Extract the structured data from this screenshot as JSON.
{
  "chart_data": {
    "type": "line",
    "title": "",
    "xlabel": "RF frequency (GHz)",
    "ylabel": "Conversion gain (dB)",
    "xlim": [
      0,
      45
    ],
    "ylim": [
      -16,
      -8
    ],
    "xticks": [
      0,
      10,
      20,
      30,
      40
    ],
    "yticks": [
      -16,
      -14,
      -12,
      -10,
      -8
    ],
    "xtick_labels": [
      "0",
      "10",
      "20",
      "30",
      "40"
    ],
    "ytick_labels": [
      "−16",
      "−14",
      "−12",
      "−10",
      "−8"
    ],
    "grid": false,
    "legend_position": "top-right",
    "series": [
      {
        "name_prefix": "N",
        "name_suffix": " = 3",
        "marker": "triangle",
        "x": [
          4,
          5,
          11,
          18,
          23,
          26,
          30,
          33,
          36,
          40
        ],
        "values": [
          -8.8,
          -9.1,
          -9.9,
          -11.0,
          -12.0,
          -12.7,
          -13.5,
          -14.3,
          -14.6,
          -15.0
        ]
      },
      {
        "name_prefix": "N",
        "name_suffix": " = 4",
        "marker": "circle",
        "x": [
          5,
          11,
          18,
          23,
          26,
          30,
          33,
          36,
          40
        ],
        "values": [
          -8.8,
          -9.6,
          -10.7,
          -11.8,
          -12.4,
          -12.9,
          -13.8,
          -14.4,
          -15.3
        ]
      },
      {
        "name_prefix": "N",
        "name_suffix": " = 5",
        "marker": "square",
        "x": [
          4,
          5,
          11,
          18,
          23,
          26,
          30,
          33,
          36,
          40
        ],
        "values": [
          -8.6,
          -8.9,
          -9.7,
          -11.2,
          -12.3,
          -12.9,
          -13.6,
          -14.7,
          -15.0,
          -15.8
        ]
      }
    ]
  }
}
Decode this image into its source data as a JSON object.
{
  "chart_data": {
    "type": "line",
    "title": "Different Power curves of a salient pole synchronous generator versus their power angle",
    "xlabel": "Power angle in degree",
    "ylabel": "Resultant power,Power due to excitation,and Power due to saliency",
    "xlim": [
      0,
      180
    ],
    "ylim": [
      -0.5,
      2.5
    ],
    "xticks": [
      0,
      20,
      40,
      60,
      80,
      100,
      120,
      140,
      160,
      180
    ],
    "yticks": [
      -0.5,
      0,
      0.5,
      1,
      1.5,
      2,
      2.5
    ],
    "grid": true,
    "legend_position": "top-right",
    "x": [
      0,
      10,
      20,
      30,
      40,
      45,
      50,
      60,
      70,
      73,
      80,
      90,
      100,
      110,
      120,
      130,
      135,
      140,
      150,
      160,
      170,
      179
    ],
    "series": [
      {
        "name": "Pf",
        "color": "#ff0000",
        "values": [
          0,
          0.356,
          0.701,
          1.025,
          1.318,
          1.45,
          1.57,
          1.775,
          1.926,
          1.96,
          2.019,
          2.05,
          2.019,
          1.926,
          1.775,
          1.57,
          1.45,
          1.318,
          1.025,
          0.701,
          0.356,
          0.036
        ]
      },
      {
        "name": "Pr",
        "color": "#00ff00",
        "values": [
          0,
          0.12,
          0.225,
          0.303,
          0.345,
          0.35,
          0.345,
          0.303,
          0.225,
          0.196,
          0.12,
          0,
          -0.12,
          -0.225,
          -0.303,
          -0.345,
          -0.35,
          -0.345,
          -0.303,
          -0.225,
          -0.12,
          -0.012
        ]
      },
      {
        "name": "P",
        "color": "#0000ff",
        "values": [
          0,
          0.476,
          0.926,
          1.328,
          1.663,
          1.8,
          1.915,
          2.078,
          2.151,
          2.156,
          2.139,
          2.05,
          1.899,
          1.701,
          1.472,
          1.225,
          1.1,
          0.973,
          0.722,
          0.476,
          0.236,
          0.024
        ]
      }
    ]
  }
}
━━━━━━━━━━━━━━━━━━━━━━━━━━━━━━
Problem requirements: All the data must be duplicated exactly, with nothing added or removed.

Answer:
Extract the structured data from this screenshot as JSON.
{
  "chart_data": {
    "type": "line",
    "title": "",
    "xlabel": "RF frequency (GHz)",
    "ylabel": "Conversion gain (dB)",
    "xlim": [
      0,
      45
    ],
    "ylim": [
      -16,
      -8
    ],
    "xticks": [
      0,
      10,
      20,
      30,
      40
    ],
    "yticks": [
      -16,
      -14,
      -12,
      -10,
      -8
    ],
    "xtick_labels": [
      "0",
      "10",
      "20",
      "30",
      "40"
    ],
    "ytick_labels": [
      "−16",
      "−14",
      "−12",
      "−10",
      "−8"
    ],
    "grid": false,
    "legend_position": "top-right",
    "series": [
      {
        "name_prefix": "N",
        "name_suffix": " = 3",
        "marker": "triangle",
        "x": [
          4,
          5,
          11,
          18,
          23,
          26,
          30,
          33,
          36,
          40
        ],
        "values": [
          -8.8,
          -9.1,
          -9.9,
          -11.0,
          -12.0,
          -12.7,
          -13.5,
          -14.3,
          -14.6,
          -15.0
        ]
      },
      {
        "name_prefix": "N",
        "name_suffix": " = 4",
        "marker": "circle",
        "x": [
          5,
          11,
          18,
          23,
          26,
          30,
          33,
          36,
          40
        ],
        "values": [
          -8.8,
          -9.6,
          -10.7,
          -11.8,
          -12.4,
          -12.9,
          -13.8,
          -14.4,
          -15.3
        ]
      },
      {
        "name_prefix": "N",
        "name_suffix": " = 5",
        "marker": "square",
        "x": [
          4,
          5,
          11,
          18,
          23,
          26,
          30,
          33,
          36,
          40
        ],
        "values": [
          -8.6,
          -8.9,
          -9.7,
          -11.2,
          -12.3,
          -12.9,
          -13.6,
          -14.7,
          -15.0,
          -15.8
        ]
      }
    ]
  }
}
Decode this image into its source data as a JSON object.
{
  "chart_data": {
    "type": "line",
    "title": "Different Power curves of a salient pole synchronous generator versus their power angle",
    "xlabel": "Power angle in degree",
    "ylabel": "Resultant power,Power due to excitation,and Power due to saliency",
    "xlim": [
      0,
      180
    ],
    "ylim": [
      -0.5,
      2.5
    ],
    "xticks": [
      0,
      20,
      40,
      60,
      80,
      100,
      120,
      140,
      160,
      180
    ],
    "yticks": [
      -0.5,
      0,
      0.5,
      1,
      1.5,
      2,
      2.5
    ],
    "grid": true,
    "legend_position": "top-right",
    "x": [
      0,
      10,
      20,
      30,
      40,
      45,
      50,
      60,
      70,
      73,
      80,
      90,
      100,
      110,
      120,
      130,
      135,
      140,
      150,
      160,
      170,
      179
    ],
    "series": [
      {
        "name": "Pf",
        "color": "#ff0000",
        "values": [
          0,
          0.356,
          0.701,
          1.025,
          1.318,
          1.45,
          1.57,
          1.775,
          1.926,
          1.96,
          2.019,
          2.05,
          2.019,
          1.926,
          1.775,
          1.57,
          1.45,
          1.318,
          1.025,
          0.701,
          0.356,
          0.036
        ]
      },
      {
        "name": "Pr",
        "color": "#00ff00",
        "values": [
          0,
          0.12,
          0.225,
          0.303,
          0.345,
          0.35,
          0.345,
          0.303,
          0.225,
          0.196,
          0.12,
          0,
          -0.12,
          -0.225,
          -0.303,
          -0.345,
          -0.35,
          -0.345,
          -0.303,
          -0.225,
          -0.12,
          -0.012
        ]
      },
      {
        "name": "P",
        "color": "#0000ff",
        "values": [
          0,
          0.476,
          0.926,
          1.328,
          1.663,
          1.8,
          1.915,
          2.078,
          2.151,
          2.156,
          2.139,
          2.05,
          1.899,
          1.701,
          1.472,
          1.225,
          1.1,
          0.973,
          0.722,
          0.476,
          0.236,
          0.024
        ]
      }
    ]
  }
}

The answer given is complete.